Stored records:
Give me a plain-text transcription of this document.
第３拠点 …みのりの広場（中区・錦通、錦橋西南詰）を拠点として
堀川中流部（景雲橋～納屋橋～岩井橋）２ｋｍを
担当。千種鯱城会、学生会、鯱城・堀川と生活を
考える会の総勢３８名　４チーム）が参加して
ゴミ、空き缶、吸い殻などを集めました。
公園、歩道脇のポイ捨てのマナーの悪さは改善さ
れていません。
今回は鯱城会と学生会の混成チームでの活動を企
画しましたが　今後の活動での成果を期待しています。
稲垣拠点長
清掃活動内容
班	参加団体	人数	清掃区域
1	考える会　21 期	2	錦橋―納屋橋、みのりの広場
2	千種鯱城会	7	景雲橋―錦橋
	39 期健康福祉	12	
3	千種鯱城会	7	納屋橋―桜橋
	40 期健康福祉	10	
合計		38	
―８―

TASK DESCRIPTION: Copy all lines from the material that contain "みのりの広場".

TASK RESULT:
第３拠点 …みのりの広場（中区・錦通、錦橋西南詰）を拠点として
1	考える会　21 期	2	錦橋―納屋橋、みのりの広場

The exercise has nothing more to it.